▶ SHORT EXERCISE: Locate all lines with the word "type". Copy them.

Figure dataset records
★ ★ ★ ★

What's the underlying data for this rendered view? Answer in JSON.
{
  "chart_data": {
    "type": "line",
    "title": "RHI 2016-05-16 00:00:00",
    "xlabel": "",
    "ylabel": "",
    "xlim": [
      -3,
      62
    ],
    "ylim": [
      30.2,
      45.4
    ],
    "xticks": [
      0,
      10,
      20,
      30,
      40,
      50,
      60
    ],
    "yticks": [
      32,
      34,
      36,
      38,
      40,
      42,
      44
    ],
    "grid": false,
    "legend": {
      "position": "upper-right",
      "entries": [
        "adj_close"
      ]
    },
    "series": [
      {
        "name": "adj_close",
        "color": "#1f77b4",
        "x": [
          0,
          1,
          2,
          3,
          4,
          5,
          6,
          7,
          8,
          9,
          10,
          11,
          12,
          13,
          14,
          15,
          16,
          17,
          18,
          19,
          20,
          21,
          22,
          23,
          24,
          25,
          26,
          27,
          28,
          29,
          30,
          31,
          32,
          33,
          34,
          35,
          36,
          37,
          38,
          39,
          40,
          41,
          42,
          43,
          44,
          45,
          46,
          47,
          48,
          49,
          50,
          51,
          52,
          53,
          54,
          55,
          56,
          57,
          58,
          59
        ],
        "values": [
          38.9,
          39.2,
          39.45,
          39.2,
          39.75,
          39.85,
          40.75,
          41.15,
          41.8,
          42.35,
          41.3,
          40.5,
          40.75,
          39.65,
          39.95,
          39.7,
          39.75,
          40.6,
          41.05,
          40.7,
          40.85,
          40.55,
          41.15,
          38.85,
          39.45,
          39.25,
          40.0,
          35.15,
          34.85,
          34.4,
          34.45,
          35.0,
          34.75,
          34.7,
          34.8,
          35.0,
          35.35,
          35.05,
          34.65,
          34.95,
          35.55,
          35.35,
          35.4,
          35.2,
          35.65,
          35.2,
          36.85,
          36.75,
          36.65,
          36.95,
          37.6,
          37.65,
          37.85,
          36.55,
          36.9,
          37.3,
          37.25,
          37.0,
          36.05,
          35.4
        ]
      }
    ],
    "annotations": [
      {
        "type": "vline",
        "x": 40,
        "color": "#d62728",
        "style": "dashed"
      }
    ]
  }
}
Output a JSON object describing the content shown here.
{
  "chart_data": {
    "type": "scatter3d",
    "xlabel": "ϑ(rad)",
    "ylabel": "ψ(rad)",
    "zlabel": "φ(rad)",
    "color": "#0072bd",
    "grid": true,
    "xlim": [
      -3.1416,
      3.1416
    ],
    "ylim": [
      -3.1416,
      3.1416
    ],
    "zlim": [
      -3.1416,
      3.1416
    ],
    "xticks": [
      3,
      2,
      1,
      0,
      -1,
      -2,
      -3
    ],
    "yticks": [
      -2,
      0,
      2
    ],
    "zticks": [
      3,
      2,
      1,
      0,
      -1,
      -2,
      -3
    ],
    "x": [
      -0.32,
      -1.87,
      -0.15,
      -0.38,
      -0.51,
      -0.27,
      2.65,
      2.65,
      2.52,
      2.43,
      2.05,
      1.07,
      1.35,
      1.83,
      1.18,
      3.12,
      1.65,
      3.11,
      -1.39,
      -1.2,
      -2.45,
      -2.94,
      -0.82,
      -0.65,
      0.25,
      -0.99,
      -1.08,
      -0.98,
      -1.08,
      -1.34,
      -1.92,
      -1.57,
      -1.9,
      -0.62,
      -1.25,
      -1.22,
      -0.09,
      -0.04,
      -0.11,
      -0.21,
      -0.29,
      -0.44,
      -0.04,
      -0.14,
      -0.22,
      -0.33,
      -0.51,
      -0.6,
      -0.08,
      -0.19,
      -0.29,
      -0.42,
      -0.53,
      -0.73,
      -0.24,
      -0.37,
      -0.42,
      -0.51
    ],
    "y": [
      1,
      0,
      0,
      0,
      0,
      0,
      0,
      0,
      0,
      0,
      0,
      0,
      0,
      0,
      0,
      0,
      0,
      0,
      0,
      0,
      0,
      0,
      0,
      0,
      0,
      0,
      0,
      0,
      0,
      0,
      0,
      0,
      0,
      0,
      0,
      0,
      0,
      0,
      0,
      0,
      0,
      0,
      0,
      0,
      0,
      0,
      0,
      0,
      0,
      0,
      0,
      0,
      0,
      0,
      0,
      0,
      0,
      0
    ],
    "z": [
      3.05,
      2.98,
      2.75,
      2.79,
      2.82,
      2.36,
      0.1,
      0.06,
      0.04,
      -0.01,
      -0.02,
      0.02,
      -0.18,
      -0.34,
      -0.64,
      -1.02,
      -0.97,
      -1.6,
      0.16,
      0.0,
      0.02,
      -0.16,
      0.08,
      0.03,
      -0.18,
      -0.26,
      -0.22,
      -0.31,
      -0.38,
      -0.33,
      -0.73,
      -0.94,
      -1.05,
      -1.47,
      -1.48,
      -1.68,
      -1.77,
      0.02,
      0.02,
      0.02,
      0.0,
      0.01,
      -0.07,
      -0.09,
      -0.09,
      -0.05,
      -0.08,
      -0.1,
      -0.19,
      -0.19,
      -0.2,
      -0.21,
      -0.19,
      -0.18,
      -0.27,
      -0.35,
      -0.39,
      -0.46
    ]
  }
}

★ ★ ★ ★

▶ TASK RESPONSE:
    "type": "line",
        "type": "vline",
    "type": "scatter3d",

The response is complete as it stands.